# THE EXERCISE:
All of the material below is to be restated word for word, apart from the pictures.

[Extracted records]
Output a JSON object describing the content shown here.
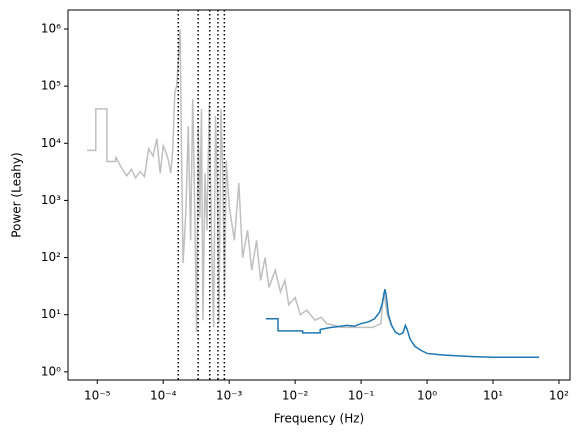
{
  "chart_data": {
    "type": "line",
    "xlabel": "Frequency (Hz)",
    "ylabel": "Power (Leahy)",
    "xscale": "log",
    "yscale": "log",
    "xlim": [
      3.6e-06,
      147
    ],
    "ylim": [
      0.72,
      2150000
    ],
    "xticks": [
      {
        "value": 1e-05,
        "label": "10⁻⁵"
      },
      {
        "value": 0.0001,
        "label": "10⁻⁴"
      },
      {
        "value": 0.001,
        "label": "10⁻³"
      },
      {
        "value": 0.01,
        "label": "10⁻²"
      },
      {
        "value": 0.1,
        "label": "10⁻¹"
      },
      {
        "value": 1,
        "label": "10⁰"
      },
      {
        "value": 10,
        "label": "10¹"
      },
      {
        "value": 100,
        "label": "10²"
      }
    ],
    "yticks": [
      {
        "value": 1,
        "label": "10⁰"
      },
      {
        "value": 10,
        "label": "10¹"
      },
      {
        "value": 100,
        "label": "10²"
      },
      {
        "value": 1000,
        "label": "10³"
      },
      {
        "value": 10000,
        "label": "10⁴"
      },
      {
        "value": 100000,
        "label": "10⁵"
      },
      {
        "value": 1000000,
        "label": "10⁶"
      }
    ],
    "vlines": [
      0.000169,
      0.000338,
      0.000507,
      0.000676,
      0.000845
    ],
    "vline_color": "#000000",
    "series": [
      {
        "color": "#bfbfbf",
        "x": [
          7e-06,
          9.5e-06,
          9.5e-06,
          1.4e-05,
          1.4e-05,
          1.9e-05,
          1.9e-05,
          2.3e-05,
          2.8e-05,
          3.3e-05,
          3.8e-05,
          4.5e-05,
          5.2e-05,
          6e-05,
          7e-05,
          8e-05,
          9e-05,
          0.0001,
          0.00011,
          0.00012,
          0.00013,
          0.00014,
          0.00015,
          0.00016,
          0.00017,
          0.00018,
          0.00019,
          0.0002,
          0.00022,
          0.00024,
          0.00026,
          0.00028,
          0.0003,
          0.00032,
          0.00034,
          0.00036,
          0.00038,
          0.0004,
          0.00043,
          0.00046,
          0.0005,
          0.00054,
          0.00058,
          0.00062,
          0.00066,
          0.0007,
          0.00075,
          0.0008,
          0.00085,
          0.0009,
          0.001,
          0.0012,
          0.0014,
          0.0016,
          0.0019,
          0.0022,
          0.0026,
          0.003,
          0.0035,
          0.004,
          0.005,
          0.006,
          0.007,
          0.008,
          0.01,
          0.012,
          0.015,
          0.02,
          0.025,
          0.03,
          0.04,
          0.05,
          0.07,
          0.1,
          0.15,
          0.2,
          0.22,
          0.25,
          0.28,
          0.3
        ],
        "values": [
          7500,
          7500,
          40000,
          40000,
          4800,
          4800,
          5800,
          3800,
          2700,
          3500,
          2500,
          3200,
          2600,
          8000,
          6000,
          12000,
          3000,
          9000,
          7000,
          5000,
          3000,
          8000,
          80000,
          100000,
          300000,
          1000000,
          5000,
          80,
          600,
          20000,
          200,
          60000,
          800,
          5,
          20000,
          500,
          40000,
          8,
          3000,
          300,
          50000,
          200,
          6,
          30000,
          2000,
          7,
          40000,
          3000,
          20,
          5000,
          800,
          200,
          2000,
          100,
          300,
          60,
          200,
          40,
          100,
          30,
          60,
          25,
          40,
          15,
          20,
          10,
          12,
          8,
          9,
          7,
          6.5,
          6,
          6,
          6,
          6,
          7,
          25,
          10,
          7,
          6
        ]
      },
      {
        "color": "#1f77b4",
        "x": [
          0.0036,
          0.0055,
          0.0055,
          0.013,
          0.013,
          0.024,
          0.024,
          0.035,
          0.045,
          0.06,
          0.08,
          0.1,
          0.13,
          0.16,
          0.19,
          0.21,
          0.23,
          0.24,
          0.26,
          0.29,
          0.33,
          0.38,
          0.43,
          0.47,
          0.5,
          0.55,
          0.65,
          0.8,
          1,
          1.5,
          2,
          3,
          5,
          10,
          20,
          50
        ],
        "values": [
          8.5,
          8.5,
          5.2,
          5.2,
          4.8,
          4.8,
          5.5,
          6,
          6.2,
          6.5,
          6.3,
          7,
          7.5,
          8.5,
          11,
          16,
          28,
          22,
          10,
          6.5,
          5,
          4.5,
          4.8,
          6.5,
          5.5,
          3.8,
          2.8,
          2.4,
          2.1,
          2,
          1.95,
          1.9,
          1.85,
          1.8,
          1.8,
          1.8
        ]
      }
    ]
  }
}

# WRITTEN ANSWER:
Output a JSON object describing the content shown here.
{
  "chart_data": {
    "type": "line",
    "xlabel": "Frequency (Hz)",
    "ylabel": "Power (Leahy)",
    "xscale": "log",
    "yscale": "log",
    "xlim": [
      3.6e-06,
      147
    ],
    "ylim": [
      0.72,
      2150000
    ],
    "xticks": [
      {
        "value": 1e-05,
        "label": "10⁻⁵"
      },
      {
        "value": 0.0001,
        "label": "10⁻⁴"
      },
      {
        "value": 0.001,
        "label": "10⁻³"
      },
      {
        "value": 0.01,
        "label": "10⁻²"
      },
      {
        "value": 0.1,
        "label": "10⁻¹"
      },
      {
        "value": 1,
        "label": "10⁰"
      },
      {
        "value": 10,
        "label": "10¹"
      },
      {
        "value": 100,
        "label": "10²"
      }
    ],
    "yticks": [
      {
        "value": 1,
        "label": "10⁰"
      },
      {
        "value": 10,
        "label": "10¹"
      },
      {
        "value": 100,
        "label": "10²"
      },
      {
        "value": 1000,
        "label": "10³"
      },
      {
        "value": 10000,
        "label": "10⁴"
      },
      {
        "value": 100000,
        "label": "10⁵"
      },
      {
        "value": 1000000,
        "label": "10⁶"
      }
    ],
    "vlines": [
      0.000169,
      0.000338,
      0.000507,
      0.000676,
      0.000845
    ],
    "vline_color": "#000000",
    "series": [
      {
        "color": "#bfbfbf",
        "x": [
          7e-06,
          9.5e-06,
          9.5e-06,
          1.4e-05,
          1.4e-05,
          1.9e-05,
          1.9e-05,
          2.3e-05,
          2.8e-05,
          3.3e-05,
          3.8e-05,
          4.5e-05,
          5.2e-05,
          6e-05,
          7e-05,
          8e-05,
          9e-05,
          0.0001,
          0.00011,
          0.00012,
          0.00013,
          0.00014,
          0.00015,
          0.00016,
          0.00017,
          0.00018,
          0.00019,
          0.0002,
          0.00022,
          0.00024,
          0.00026,
          0.00028,
          0.0003,
          0.00032,
          0.00034,
          0.00036,
          0.00038,
          0.0004,
          0.00043,
          0.00046,
          0.0005,
          0.00054,
          0.00058,
          0.00062,
          0.00066,
          0.0007,
          0.00075,
          0.0008,
          0.00085,
          0.0009,
          0.001,
          0.0012,
          0.0014,
          0.0016,
          0.0019,
          0.0022,
          0.0026,
          0.003,
          0.0035,
          0.004,
          0.005,
          0.006,
          0.007,
          0.008,
          0.01,
          0.012,
          0.015,
          0.02,
          0.025,
          0.03,
          0.04,
          0.05,
          0.07,
          0.1,
          0.15,
          0.2,
          0.22,
          0.25,
          0.28,
          0.3
        ],
        "values": [
          7500,
          7500,
          40000,
          40000,
          4800,
          4800,
          5800,
          3800,
          2700,
          3500,
          2500,
          3200,
          2600,
          8000,
          6000,
          12000,
          3000,
          9000,
          7000,
          5000,
          3000,
          8000,
          80000,
          100000,
          300000,
          1000000,
          5000,
          80,
          600,
          20000,
          200,
          60000,
          800,
          5,
          20000,
          500,
          40000,
          8,
          3000,
          300,
          50000,
          200,
          6,
          30000,
          2000,
          7,
          40000,
          3000,
          20,
          5000,
          800,
          200,
          2000,
          100,
          300,
          60,
          200,
          40,
          100,
          30,
          60,
          25,
          40,
          15,
          20,
          10,
          12,
          8,
          9,
          7,
          6.5,
          6,
          6,
          6,
          6,
          7,
          25,
          10,
          7,
          6
        ]
      },
      {
        "color": "#1f77b4",
        "x": [
          0.0036,
          0.0055,
          0.0055,
          0.013,
          0.013,
          0.024,
          0.024,
          0.035,
          0.045,
          0.06,
          0.08,
          0.1,
          0.13,
          0.16,
          0.19,
          0.21,
          0.23,
          0.24,
          0.26,
          0.29,
          0.33,
          0.38,
          0.43,
          0.47,
          0.5,
          0.55,
          0.65,
          0.8,
          1,
          1.5,
          2,
          3,
          5,
          10,
          20,
          50
        ],
        "values": [
          8.5,
          8.5,
          5.2,
          5.2,
          4.8,
          4.8,
          5.5,
          6,
          6.2,
          6.5,
          6.3,
          7,
          7.5,
          8.5,
          11,
          16,
          28,
          22,
          10,
          6.5,
          5,
          4.5,
          4.8,
          6.5,
          5.5,
          3.8,
          2.8,
          2.4,
          2.1,
          2,
          1.95,
          1.9,
          1.85,
          1.8,
          1.8,
          1.8
        ]
      }
    ]
  }
}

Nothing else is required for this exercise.